§ **THE EXERCISE**: Copy the data word for word, keeping every line.
"""
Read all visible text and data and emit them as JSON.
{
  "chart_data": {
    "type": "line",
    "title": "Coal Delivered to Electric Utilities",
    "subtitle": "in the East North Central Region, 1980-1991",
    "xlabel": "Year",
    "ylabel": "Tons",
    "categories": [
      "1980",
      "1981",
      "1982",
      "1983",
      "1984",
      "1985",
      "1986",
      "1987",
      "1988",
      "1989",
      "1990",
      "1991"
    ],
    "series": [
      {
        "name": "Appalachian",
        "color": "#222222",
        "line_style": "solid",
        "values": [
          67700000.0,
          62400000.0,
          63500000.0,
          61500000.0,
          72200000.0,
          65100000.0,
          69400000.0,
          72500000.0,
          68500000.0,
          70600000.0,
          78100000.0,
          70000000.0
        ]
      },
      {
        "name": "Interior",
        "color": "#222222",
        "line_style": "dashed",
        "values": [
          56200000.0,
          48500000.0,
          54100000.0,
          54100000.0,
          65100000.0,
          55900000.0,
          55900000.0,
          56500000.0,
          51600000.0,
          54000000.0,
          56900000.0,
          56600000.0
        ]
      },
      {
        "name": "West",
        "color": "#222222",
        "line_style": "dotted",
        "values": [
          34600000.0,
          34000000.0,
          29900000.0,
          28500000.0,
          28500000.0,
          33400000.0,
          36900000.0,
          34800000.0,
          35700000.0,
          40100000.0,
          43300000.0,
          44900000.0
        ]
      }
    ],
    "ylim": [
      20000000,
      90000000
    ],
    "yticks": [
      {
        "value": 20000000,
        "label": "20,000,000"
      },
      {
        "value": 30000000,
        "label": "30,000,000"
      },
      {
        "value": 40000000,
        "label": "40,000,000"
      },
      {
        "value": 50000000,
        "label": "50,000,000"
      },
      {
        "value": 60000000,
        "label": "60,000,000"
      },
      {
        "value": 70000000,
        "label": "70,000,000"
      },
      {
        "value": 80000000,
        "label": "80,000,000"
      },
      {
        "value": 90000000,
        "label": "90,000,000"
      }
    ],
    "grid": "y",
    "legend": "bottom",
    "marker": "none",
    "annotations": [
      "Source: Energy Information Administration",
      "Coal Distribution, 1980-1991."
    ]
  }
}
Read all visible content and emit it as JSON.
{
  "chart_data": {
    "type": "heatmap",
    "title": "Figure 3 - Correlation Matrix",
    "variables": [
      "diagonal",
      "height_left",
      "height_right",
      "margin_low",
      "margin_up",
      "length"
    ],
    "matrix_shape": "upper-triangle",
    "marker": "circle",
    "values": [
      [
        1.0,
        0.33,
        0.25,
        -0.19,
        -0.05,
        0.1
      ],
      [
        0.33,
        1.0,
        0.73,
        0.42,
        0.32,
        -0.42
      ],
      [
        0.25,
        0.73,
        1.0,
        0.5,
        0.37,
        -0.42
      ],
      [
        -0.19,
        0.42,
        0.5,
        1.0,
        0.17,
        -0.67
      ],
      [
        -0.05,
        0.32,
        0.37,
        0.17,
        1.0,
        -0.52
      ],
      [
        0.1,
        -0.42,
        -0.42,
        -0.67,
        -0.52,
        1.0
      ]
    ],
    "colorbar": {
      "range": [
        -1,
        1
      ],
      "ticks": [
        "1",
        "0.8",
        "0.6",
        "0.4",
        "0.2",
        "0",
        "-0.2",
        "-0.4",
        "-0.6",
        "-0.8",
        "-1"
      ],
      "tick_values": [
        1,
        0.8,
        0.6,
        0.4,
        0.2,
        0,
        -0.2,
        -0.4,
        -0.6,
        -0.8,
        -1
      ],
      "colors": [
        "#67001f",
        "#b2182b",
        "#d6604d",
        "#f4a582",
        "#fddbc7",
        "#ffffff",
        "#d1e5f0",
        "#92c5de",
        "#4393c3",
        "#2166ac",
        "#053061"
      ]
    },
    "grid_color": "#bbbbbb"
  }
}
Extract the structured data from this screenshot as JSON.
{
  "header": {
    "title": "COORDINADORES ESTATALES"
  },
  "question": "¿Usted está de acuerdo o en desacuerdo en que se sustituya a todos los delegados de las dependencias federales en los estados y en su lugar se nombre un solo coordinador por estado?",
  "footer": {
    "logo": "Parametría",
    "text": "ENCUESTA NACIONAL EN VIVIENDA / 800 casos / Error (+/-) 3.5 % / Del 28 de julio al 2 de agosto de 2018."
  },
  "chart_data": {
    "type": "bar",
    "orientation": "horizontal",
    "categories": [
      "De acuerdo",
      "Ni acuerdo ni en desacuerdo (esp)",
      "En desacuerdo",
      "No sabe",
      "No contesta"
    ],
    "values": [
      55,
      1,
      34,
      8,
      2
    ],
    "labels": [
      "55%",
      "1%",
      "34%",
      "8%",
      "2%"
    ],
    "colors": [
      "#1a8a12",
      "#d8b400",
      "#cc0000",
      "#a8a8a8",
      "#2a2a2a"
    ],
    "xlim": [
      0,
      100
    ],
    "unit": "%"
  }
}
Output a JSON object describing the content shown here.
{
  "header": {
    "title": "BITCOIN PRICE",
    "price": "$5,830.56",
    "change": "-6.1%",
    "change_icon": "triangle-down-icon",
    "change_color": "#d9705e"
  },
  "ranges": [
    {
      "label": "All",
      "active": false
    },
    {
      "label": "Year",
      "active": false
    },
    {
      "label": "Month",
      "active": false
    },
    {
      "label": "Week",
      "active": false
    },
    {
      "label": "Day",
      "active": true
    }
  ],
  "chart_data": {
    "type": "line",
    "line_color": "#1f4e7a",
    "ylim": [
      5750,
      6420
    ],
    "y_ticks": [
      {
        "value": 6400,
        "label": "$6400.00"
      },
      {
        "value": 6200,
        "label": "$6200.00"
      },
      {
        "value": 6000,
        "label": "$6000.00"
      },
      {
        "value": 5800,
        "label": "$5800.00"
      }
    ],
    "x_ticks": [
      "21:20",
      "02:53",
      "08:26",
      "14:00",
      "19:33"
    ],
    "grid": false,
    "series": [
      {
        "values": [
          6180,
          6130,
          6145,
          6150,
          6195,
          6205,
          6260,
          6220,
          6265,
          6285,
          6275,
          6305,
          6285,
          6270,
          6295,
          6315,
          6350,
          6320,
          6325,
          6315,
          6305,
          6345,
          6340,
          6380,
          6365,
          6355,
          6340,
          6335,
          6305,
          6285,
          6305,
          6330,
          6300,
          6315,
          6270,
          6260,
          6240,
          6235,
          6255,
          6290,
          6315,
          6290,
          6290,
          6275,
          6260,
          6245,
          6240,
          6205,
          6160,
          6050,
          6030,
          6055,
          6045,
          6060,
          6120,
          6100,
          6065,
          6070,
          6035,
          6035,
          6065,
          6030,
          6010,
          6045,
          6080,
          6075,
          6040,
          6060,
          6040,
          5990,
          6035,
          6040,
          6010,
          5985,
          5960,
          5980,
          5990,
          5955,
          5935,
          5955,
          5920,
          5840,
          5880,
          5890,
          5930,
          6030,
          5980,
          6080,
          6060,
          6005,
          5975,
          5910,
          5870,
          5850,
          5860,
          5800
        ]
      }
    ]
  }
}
"""
§ **ANSWER**:
Read all visible text and data and emit them as JSON.
{
  "chart_data": {
    "type": "line",
    "title": "Coal Delivered to Electric Utilities",
    "subtitle": "in the East North Central Region, 1980-1991",
    "xlabel": "Year",
    "ylabel": "Tons",
    "categories": [
      "1980",
      "1981",
      "1982",
      "1983",
      "1984",
      "1985",
      "1986",
      "1987",
      "1988",
      "1989",
      "1990",
      "1991"
    ],
    "series": [
      {
        "name": "Appalachian",
        "color": "#222222",
        "line_style": "solid",
        "values": [
          67700000.0,
          62400000.0,
          63500000.0,
          61500000.0,
          72200000.0,
          65100000.0,
          69400000.0,
          72500000.0,
          68500000.0,
          70600000.0,
          78100000.0,
          70000000.0
        ]
      },
      {
        "name": "Interior",
        "color": "#222222",
        "line_style": "dashed",
        "values": [
          56200000.0,
          48500000.0,
          54100000.0,
          54100000.0,
          65100000.0,
          55900000.0,
          55900000.0,
          56500000.0,
          51600000.0,
          54000000.0,
          56900000.0,
          56600000.0
        ]
      },
      {
        "name": "West",
        "color": "#222222",
        "line_style": "dotted",
        "values": [
          34600000.0,
          34000000.0,
          29900000.0,
          28500000.0,
          28500000.0,
          33400000.0,
          36900000.0,
          34800000.0,
          35700000.0,
          40100000.0,
          43300000.0,
          44900000.0
        ]
      }
    ],
    "ylim": [
      20000000,
      90000000
    ],
    "yticks": [
      {
        "value": 20000000,
        "label": "20,000,000"
      },
      {
        "value": 30000000,
        "label": "30,000,000"
      },
      {
        "value": 40000000,
        "label": "40,000,000"
      },
      {
        "value": 50000000,
        "label": "50,000,000"
      },
      {
        "value": 60000000,
        "label": "60,000,000"
      },
      {
        "value": 70000000,
        "label": "70,000,000"
      },
      {
        "value": 80000000,
        "label": "80,000,000"
      },
      {
        "value": 90000000,
        "label": "90,000,000"
      }
    ],
    "grid": "y",
    "legend": "bottom",
    "marker": "none",
    "annotations": [
      "Source: Energy Information Administration",
      "Coal Distribution, 1980-1991."
    ]
  }
}
Read all visible content and emit it as JSON.
{
  "chart_data": {
    "type": "heatmap",
    "title": "Figure 3 - Correlation Matrix",
    "variables": [
      "diagonal",
      "height_left",
      "height_right",
      "margin_low",
      "margin_up",
      "length"
    ],
    "matrix_shape": "upper-triangle",
    "marker": "circle",
    "values": [
      [
        1.0,
        0.33,
        0.25,
        -0.19,
        -0.05,
        0.1
      ],
      [
        0.33,
        1.0,
        0.73,
        0.42,
        0.32,
        -0.42
      ],
      [
        0.25,
        0.73,
        1.0,
        0.5,
        0.37,
        -0.42
      ],
      [
        -0.19,
        0.42,
        0.5,
        1.0,
        0.17,
        -0.67
      ],
      [
        -0.05,
        0.32,
        0.37,
        0.17,
        1.0,
        -0.52
      ],
      [
        0.1,
        -0.42,
        -0.42,
        -0.67,
        -0.52,
        1.0
      ]
    ],
    "colorbar": {
      "range": [
        -1,
        1
      ],
      "ticks": [
        "1",
        "0.8",
        "0.6",
        "0.4",
        "0.2",
        "0",
        "-0.2",
        "-0.4",
        "-0.6",
        "-0.8",
        "-1"
      ],
      "tick_values": [
        1,
        0.8,
        0.6,
        0.4,
        0.2,
        0,
        -0.2,
        -0.4,
        -0.6,
        -0.8,
        -1
      ],
      "colors": [
        "#67001f",
        "#b2182b",
        "#d6604d",
        "#f4a582",
        "#fddbc7",
        "#ffffff",
        "#d1e5f0",
        "#92c5de",
        "#4393c3",
        "#2166ac",
        "#053061"
      ]
    },
    "grid_color": "#bbbbbb"
  }
}
Extract the structured data from this screenshot as JSON.
{
  "header": {
    "title": "COORDINADORES ESTATALES"
  },
  "question": "¿Usted está de acuerdo o en desacuerdo en que se sustituya a todos los delegados de las dependencias federales en los estados y en su lugar se nombre un solo coordinador por estado?",
  "footer": {
    "logo": "Parametría",
    "text": "ENCUESTA NACIONAL EN VIVIENDA / 800 casos / Error (+/-) 3.5 % / Del 28 de julio al 2 de agosto de 2018."
  },
  "chart_data": {
    "type": "bar",
    "orientation": "horizontal",
    "categories": [
      "De acuerdo",
      "Ni acuerdo ni en desacuerdo (esp)",
      "En desacuerdo",
      "No sabe",
      "No contesta"
    ],
    "values": [
      55,
      1,
      34,
      8,
      2
    ],
    "labels": [
      "55%",
      "1%",
      "34%",
      "8%",
      "2%"
    ],
    "colors": [
      "#1a8a12",
      "#d8b400",
      "#cc0000",
      "#a8a8a8",
      "#2a2a2a"
    ],
    "xlim": [
      0,
      100
    ],
    "unit": "%"
  }
}
Output a JSON object describing the content shown here.
{
  "header": {
    "title": "BITCOIN PRICE",
    "price": "$5,830.56",
    "change": "-6.1%",
    "change_icon": "triangle-down-icon",
    "change_color": "#d9705e"
  },
  "ranges": [
    {
      "label": "All",
      "active": false
    },
    {
      "label": "Year",
      "active": false
    },
    {
      "label": "Month",
      "active": false
    },
    {
      "label": "Week",
      "active": false
    },
    {
      "label": "Day",
      "active": true
    }
  ],
  "chart_data": {
    "type": "line",
    "line_color": "#1f4e7a",
    "ylim": [
      5750,
      6420
    ],
    "y_ticks": [
      {
        "value": 6400,
        "label": "$6400.00"
      },
      {
        "value": 6200,
        "label": "$6200.00"
      },
      {
        "value": 6000,
        "label": "$6000.00"
      },
      {
        "value": 5800,
        "label": "$5800.00"
      }
    ],
    "x_ticks": [
      "21:20",
      "02:53",
      "08:26",
      "14:00",
      "19:33"
    ],
    "grid": false,
    "series": [
      {
        "values": [
          6180,
          6130,
          6145,
          6150,
          6195,
          6205,
          6260,
          6220,
          6265,
          6285,
          6275,
          6305,
          6285,
          6270,
          6295,
          6315,
          6350,
          6320,
          6325,
          6315,
          6305,
          6345,
          6340,
          6380,
          6365,
          6355,
          6340,
          6335,
          6305,
          6285,
          6305,
          6330,
          6300,
          6315,
          6270,
          6260,
          6240,
          6235,
          6255,
          6290,
          6315,
          6290,
          6290,
          6275,
          6260,
          6245,
          6240,
          6205,
          6160,
          6050,
          6030,
          6055,
          6045,
          6060,
          6120,
          6100,
          6065,
          6070,
          6035,
          6035,
          6065,
          6030,
          6010,
          6045,
          6080,
          6075,
          6040,
          6060,
          6040,
          5990,
          6035,
          6040,
          6010,
          5985,
          5960,
          5980,
          5990,
          5955,
          5935,
          5955,
          5920,
          5840,
          5880,
          5890,
          5930,
          6030,
          5980,
          6080,
          6060,
          6005,
          5975,
          5910,
          5870,
          5850,
          5860,
          5800
        ]
      }
    ]
  }
}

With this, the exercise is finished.